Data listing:
[start]
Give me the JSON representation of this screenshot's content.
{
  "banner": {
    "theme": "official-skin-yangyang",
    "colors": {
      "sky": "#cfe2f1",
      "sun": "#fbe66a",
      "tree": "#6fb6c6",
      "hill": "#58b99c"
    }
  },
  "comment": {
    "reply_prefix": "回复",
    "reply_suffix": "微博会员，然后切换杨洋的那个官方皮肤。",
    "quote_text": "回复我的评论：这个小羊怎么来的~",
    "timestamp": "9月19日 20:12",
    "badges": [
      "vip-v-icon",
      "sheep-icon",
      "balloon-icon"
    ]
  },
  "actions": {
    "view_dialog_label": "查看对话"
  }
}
[end]
[start]
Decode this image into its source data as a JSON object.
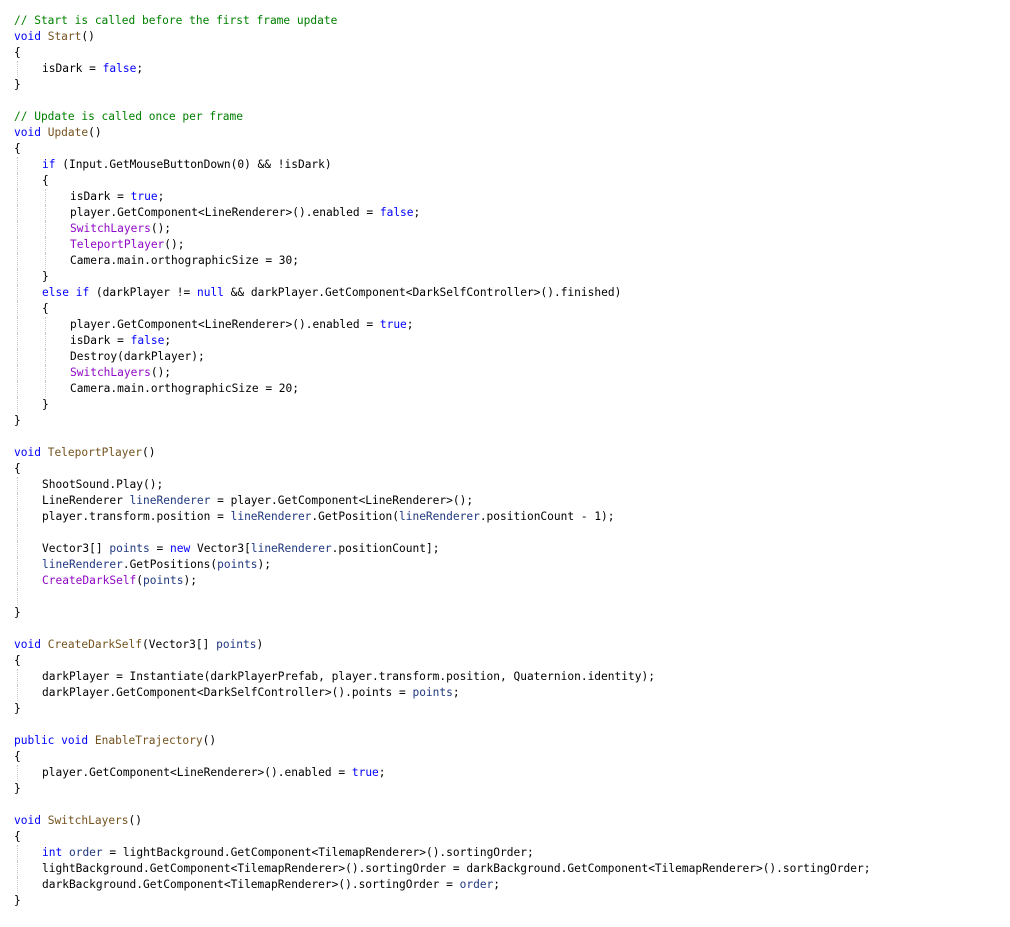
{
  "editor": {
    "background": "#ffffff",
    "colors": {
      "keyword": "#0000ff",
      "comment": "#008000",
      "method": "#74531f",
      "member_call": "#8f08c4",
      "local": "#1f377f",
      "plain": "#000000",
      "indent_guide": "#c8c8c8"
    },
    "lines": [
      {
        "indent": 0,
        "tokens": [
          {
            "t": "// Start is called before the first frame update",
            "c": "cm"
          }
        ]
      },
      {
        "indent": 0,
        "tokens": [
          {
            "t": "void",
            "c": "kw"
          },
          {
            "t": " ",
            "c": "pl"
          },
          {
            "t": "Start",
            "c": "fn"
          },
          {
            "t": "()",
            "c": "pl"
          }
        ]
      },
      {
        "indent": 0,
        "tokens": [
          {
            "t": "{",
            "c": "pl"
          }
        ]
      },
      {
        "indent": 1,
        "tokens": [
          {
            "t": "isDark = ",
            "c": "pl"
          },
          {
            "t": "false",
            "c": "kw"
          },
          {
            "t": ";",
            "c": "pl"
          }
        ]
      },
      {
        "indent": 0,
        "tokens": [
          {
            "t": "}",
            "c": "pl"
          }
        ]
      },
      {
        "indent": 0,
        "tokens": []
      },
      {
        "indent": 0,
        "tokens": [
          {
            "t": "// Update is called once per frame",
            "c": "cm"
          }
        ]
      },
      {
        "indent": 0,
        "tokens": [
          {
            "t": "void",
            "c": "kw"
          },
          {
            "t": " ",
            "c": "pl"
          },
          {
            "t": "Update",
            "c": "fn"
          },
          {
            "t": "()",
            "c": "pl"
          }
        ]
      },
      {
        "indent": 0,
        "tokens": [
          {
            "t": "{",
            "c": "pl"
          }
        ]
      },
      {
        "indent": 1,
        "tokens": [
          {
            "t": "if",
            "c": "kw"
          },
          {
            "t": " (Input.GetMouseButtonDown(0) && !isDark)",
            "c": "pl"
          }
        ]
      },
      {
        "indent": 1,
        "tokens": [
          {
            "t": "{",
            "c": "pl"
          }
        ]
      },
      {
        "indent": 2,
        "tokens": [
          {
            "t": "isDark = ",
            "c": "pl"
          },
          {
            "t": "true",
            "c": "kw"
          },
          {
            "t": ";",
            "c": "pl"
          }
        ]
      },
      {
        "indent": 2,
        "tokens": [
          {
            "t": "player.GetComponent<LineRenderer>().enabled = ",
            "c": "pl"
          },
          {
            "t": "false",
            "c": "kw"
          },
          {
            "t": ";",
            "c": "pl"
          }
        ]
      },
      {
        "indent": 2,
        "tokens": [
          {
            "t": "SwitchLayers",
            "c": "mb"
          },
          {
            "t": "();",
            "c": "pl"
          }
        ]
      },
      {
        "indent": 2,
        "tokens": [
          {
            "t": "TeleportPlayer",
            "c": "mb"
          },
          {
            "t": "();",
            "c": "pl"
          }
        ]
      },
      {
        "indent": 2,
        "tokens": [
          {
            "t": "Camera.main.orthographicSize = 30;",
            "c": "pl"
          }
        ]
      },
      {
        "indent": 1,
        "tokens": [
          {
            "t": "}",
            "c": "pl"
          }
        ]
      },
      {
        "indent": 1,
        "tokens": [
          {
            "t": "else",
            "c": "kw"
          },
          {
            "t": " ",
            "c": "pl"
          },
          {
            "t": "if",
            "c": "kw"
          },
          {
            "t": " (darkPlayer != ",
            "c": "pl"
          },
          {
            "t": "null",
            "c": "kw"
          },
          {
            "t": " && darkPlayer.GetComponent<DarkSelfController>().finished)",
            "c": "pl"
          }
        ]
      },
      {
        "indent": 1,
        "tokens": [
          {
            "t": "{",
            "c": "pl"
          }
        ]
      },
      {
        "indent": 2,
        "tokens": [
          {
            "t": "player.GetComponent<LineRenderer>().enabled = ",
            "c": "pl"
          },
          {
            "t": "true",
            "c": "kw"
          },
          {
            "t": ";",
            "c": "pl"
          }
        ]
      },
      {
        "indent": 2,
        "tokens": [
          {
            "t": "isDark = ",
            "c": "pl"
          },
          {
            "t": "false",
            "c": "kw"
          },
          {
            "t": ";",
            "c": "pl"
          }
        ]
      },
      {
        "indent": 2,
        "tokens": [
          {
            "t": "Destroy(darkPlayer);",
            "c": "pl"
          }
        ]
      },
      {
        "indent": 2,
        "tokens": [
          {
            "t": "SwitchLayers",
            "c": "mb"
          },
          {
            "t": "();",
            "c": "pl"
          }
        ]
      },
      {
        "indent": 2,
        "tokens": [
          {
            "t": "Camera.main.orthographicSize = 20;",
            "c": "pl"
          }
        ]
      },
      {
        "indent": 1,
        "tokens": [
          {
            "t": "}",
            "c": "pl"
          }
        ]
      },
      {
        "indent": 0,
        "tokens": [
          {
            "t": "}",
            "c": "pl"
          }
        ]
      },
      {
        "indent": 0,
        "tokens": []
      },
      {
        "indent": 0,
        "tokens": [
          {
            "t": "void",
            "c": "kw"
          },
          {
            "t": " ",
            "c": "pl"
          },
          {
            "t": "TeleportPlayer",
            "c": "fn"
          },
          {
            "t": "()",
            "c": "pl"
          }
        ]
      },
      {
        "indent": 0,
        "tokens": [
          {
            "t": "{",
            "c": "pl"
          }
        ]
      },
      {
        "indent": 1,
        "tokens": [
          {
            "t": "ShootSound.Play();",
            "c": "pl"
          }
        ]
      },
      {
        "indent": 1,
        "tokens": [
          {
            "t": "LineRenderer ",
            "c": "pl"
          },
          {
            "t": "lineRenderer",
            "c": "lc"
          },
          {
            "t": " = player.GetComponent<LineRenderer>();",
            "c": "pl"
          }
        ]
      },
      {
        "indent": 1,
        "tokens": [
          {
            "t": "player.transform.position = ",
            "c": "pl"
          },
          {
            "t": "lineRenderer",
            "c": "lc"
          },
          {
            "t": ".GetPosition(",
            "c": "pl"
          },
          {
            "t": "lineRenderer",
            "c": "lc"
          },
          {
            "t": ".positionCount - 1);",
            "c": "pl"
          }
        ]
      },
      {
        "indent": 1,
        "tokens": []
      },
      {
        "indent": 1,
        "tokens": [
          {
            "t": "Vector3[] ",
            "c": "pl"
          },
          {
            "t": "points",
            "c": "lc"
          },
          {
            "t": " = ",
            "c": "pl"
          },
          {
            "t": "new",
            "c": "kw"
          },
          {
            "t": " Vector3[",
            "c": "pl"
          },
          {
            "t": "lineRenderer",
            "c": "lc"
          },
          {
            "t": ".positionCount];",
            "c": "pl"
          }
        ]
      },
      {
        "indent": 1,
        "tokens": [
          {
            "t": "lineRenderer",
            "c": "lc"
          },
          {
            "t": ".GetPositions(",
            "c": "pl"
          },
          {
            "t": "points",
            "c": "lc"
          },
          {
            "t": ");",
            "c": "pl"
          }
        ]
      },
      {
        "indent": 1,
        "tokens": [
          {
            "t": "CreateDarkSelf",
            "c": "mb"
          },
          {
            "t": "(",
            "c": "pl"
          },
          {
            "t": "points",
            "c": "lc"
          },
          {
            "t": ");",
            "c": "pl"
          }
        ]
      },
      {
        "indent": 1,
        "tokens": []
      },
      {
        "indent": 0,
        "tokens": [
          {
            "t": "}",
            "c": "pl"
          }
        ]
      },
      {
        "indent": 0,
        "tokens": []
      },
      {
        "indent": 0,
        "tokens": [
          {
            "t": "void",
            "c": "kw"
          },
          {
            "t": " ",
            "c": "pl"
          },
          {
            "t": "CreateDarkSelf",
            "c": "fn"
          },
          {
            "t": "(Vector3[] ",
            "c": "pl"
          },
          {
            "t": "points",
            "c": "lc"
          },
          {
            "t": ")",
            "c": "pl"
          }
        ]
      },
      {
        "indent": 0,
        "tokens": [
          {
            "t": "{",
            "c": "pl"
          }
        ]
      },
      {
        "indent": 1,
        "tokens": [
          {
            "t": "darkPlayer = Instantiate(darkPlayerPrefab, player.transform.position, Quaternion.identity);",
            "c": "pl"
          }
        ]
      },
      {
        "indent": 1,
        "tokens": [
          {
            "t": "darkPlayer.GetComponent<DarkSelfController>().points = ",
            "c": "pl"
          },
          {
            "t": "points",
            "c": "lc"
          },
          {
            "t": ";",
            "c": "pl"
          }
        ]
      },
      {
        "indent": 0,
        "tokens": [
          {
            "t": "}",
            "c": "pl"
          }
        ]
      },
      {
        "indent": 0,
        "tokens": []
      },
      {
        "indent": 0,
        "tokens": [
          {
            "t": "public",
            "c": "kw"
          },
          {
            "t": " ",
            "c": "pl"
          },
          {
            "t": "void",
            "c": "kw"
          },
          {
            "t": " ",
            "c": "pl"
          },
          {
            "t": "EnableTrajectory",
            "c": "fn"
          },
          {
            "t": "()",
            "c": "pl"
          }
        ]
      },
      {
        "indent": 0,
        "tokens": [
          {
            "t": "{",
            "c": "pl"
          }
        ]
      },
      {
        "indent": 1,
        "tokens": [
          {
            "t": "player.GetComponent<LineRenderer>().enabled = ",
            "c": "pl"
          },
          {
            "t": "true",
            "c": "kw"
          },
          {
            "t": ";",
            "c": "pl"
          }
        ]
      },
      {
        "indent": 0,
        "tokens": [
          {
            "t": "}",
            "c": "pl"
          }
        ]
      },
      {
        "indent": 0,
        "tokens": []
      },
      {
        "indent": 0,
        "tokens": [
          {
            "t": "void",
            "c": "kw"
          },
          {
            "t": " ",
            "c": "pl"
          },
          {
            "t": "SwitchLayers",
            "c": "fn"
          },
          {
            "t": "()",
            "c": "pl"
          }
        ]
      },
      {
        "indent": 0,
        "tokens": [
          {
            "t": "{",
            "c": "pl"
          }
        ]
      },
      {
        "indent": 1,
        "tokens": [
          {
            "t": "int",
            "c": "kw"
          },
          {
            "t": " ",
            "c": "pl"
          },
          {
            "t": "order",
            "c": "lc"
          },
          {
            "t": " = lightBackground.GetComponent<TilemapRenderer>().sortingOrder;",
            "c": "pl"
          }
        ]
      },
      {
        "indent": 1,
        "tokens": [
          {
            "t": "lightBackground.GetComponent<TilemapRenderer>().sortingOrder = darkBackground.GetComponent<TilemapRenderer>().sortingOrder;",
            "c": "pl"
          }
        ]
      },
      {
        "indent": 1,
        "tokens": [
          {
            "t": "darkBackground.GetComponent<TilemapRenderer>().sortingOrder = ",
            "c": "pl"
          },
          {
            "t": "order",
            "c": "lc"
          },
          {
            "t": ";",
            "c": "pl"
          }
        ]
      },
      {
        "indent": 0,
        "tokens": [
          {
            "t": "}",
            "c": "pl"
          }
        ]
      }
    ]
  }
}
[end]
• **Exercise requirements**:
How many lines in the records hold the string "Camera"? Reply with the number alone.

• **Solution for this exercise**:
2